(Objective): Retype the data that follows line by line, exactly, and leave its pictures out.

(Supplied entries):
•••••

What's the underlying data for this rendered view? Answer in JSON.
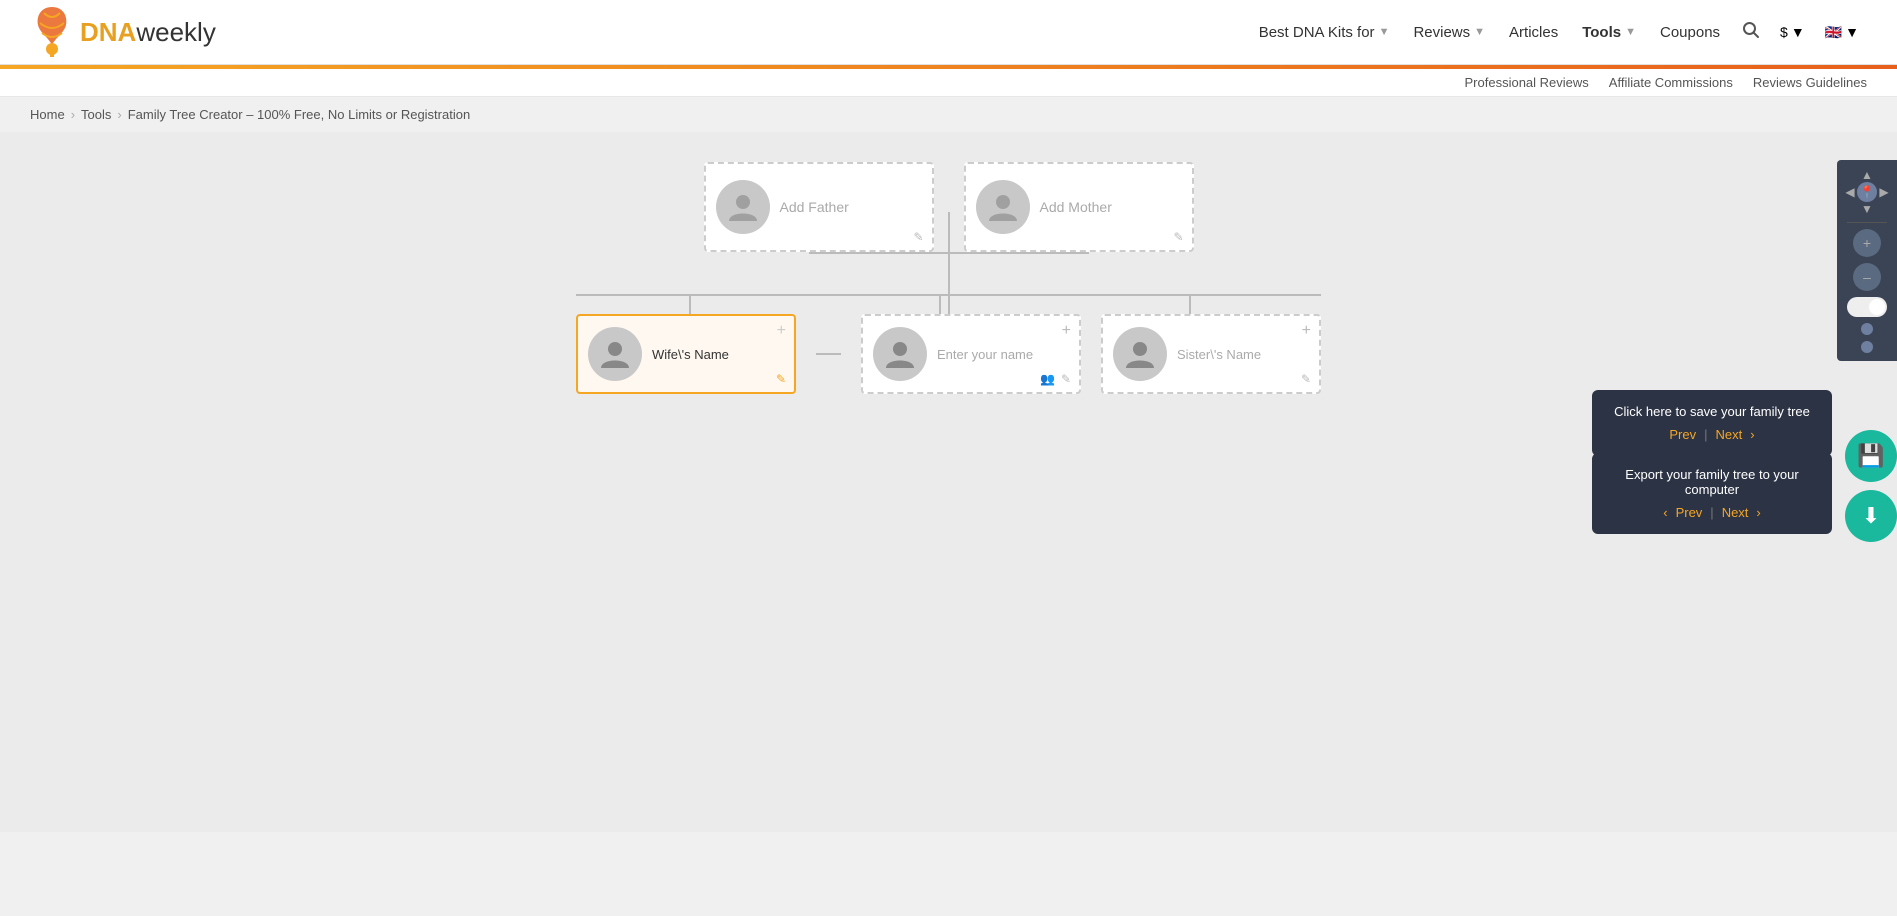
{
  "header": {
    "logo_dna": "DNA",
    "logo_weekly": "weekly",
    "nav": [
      {
        "label": "Best DNA Kits for",
        "hasDropdown": true,
        "bold": false
      },
      {
        "label": "Reviews",
        "hasDropdown": true,
        "bold": false
      },
      {
        "label": "Articles",
        "hasDropdown": false,
        "bold": false
      },
      {
        "label": "Tools",
        "hasDropdown": true,
        "bold": true
      },
      {
        "label": "Coupons",
        "hasDropdown": false,
        "bold": false
      }
    ],
    "currency": "$",
    "lang": "🇬🇧"
  },
  "subnav": {
    "professional_reviews": "Professional Reviews",
    "affiliate_commissions": "Affiliate Commissions",
    "reviews_guidelines": "Reviews Guidelines"
  },
  "breadcrumb": {
    "home": "Home",
    "tools": "Tools",
    "current": "Family Tree Creator – 100% Free, No Limits or Registration"
  },
  "sidebar": {
    "label": "Wife\\'s Name"
  },
  "tree": {
    "father_placeholder": "Add Father",
    "mother_placeholder": "Add Mother",
    "nodes": [
      {
        "id": "wife",
        "name": "Wife\\'s Name",
        "selected": true
      },
      {
        "id": "self",
        "name": "Enter your name",
        "selected": false
      },
      {
        "id": "sister",
        "name": "Sister\\'s Name",
        "selected": false
      }
    ]
  },
  "tooltip1": {
    "text": "Click here to save your family tree",
    "prev": "Prev",
    "next": "Next"
  },
  "tooltip2": {
    "text": "Export your family tree to your computer",
    "prev": "Prev",
    "next": "Next"
  },
  "right_panel": {
    "save_icon": "💾",
    "download_icon": "⬇"
  }
}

•••••

(Problem solution):
What's the underlying data for this rendered view? Answer in JSON.
{
  "header": {
    "logo_dna": "DNA",
    "logo_weekly": "weekly",
    "nav": [
      {
        "label": "Best DNA Kits for",
        "hasDropdown": true,
        "bold": false
      },
      {
        "label": "Reviews",
        "hasDropdown": true,
        "bold": false
      },
      {
        "label": "Articles",
        "hasDropdown": false,
        "bold": false
      },
      {
        "label": "Tools",
        "hasDropdown": true,
        "bold": true
      },
      {
        "label": "Coupons",
        "hasDropdown": false,
        "bold": false
      }
    ],
    "currency": "$",
    "lang": "🇬🇧"
  },
  "subnav": {
    "professional_reviews": "Professional Reviews",
    "affiliate_commissions": "Affiliate Commissions",
    "reviews_guidelines": "Reviews Guidelines"
  },
  "breadcrumb": {
    "home": "Home",
    "tools": "Tools",
    "current": "Family Tree Creator – 100% Free, No Limits or Registration"
  },
  "sidebar": {
    "label": "Wife\\'s Name"
  },
  "tree": {
    "father_placeholder": "Add Father",
    "mother_placeholder": "Add Mother",
    "nodes": [
      {
        "id": "wife",
        "name": "Wife\\'s Name",
        "selected": true
      },
      {
        "id": "self",
        "name": "Enter your name",
        "selected": false
      },
      {
        "id": "sister",
        "name": "Sister\\'s Name",
        "selected": false
      }
    ]
  },
  "tooltip1": {
    "text": "Click here to save your family tree",
    "prev": "Prev",
    "next": "Next"
  },
  "tooltip2": {
    "text": "Export your family tree to your computer",
    "prev": "Prev",
    "next": "Next"
  },
  "right_panel": {
    "save_icon": "💾",
    "download_icon": "⬇"
  }
}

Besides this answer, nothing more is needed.